#### [Challenge]
Wherever the string "Wise" appears, copy the whole line.

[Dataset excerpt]
★ ★ ★ ★ ★ ★ ★

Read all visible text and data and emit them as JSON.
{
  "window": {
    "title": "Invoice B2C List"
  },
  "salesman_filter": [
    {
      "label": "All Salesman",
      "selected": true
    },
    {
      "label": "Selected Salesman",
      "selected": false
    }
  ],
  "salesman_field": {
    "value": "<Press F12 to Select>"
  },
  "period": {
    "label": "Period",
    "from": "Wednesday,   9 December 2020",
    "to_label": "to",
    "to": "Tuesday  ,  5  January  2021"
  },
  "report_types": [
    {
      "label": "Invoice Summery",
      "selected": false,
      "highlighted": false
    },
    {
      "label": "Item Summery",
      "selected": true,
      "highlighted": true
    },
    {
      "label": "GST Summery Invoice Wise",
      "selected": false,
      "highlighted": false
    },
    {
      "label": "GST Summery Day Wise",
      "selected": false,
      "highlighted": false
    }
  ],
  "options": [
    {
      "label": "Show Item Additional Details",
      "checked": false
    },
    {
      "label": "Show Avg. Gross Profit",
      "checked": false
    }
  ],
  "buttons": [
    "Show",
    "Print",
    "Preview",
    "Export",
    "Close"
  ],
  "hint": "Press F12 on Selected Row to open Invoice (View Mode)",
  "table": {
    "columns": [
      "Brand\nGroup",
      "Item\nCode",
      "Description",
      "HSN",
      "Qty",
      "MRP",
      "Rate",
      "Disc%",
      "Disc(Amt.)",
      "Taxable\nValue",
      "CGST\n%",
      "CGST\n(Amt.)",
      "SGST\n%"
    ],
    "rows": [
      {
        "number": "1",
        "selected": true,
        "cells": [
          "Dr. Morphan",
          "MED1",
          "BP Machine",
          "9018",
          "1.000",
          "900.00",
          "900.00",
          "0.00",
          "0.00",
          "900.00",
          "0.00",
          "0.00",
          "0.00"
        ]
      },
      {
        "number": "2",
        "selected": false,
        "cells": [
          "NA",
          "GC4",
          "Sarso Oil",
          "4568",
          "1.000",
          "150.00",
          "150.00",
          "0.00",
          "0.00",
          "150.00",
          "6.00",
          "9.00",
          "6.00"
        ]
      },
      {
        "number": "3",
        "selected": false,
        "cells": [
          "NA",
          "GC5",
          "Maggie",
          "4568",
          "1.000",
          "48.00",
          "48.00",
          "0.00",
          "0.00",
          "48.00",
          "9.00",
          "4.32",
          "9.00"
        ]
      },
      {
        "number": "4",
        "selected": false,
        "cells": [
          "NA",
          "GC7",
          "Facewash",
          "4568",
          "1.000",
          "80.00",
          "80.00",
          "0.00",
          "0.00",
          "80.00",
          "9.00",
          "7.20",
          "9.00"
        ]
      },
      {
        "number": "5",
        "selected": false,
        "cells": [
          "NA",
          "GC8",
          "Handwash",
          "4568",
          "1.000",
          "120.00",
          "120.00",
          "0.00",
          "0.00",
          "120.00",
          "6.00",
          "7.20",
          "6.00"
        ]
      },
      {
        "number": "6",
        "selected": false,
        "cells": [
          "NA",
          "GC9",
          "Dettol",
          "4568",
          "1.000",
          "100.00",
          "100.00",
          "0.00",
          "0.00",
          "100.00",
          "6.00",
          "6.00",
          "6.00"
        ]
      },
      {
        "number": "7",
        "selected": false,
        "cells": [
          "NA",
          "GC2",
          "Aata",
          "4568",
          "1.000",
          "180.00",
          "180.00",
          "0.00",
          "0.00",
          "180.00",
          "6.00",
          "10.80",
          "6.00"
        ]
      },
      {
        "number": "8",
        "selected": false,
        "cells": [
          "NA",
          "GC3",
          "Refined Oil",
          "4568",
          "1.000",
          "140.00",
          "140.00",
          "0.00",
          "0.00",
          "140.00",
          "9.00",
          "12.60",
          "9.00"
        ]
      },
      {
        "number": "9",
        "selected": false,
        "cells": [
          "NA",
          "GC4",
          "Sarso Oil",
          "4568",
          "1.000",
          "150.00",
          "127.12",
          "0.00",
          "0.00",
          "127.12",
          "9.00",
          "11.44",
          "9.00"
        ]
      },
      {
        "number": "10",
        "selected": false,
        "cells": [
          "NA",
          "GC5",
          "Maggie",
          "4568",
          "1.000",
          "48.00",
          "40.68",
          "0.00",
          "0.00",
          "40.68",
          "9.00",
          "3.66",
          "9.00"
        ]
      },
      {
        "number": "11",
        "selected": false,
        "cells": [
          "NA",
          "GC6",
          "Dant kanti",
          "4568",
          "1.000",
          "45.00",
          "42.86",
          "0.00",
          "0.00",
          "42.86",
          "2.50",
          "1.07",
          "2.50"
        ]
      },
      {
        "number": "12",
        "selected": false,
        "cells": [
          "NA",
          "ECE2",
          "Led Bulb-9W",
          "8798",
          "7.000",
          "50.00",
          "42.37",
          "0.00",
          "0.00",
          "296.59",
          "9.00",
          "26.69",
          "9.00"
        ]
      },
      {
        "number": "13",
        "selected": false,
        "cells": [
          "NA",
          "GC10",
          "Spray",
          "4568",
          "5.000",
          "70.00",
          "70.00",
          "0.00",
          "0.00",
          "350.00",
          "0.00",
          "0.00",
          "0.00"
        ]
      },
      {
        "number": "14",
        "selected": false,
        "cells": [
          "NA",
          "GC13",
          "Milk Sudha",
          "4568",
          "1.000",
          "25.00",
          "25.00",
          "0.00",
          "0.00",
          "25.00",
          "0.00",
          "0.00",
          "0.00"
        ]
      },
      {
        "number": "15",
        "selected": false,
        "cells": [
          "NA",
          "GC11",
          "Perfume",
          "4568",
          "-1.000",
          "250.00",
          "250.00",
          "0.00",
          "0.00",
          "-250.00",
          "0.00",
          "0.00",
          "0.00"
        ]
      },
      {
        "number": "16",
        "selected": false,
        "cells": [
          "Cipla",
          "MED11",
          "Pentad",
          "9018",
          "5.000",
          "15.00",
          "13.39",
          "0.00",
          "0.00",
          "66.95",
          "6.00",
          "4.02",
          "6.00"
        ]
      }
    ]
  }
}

★ ★ ★ ★ ★ ★ ★

#### [Problem solution]
      "label": "GST Summery Invoice Wise",
      "label": "GST Summery Day Wise",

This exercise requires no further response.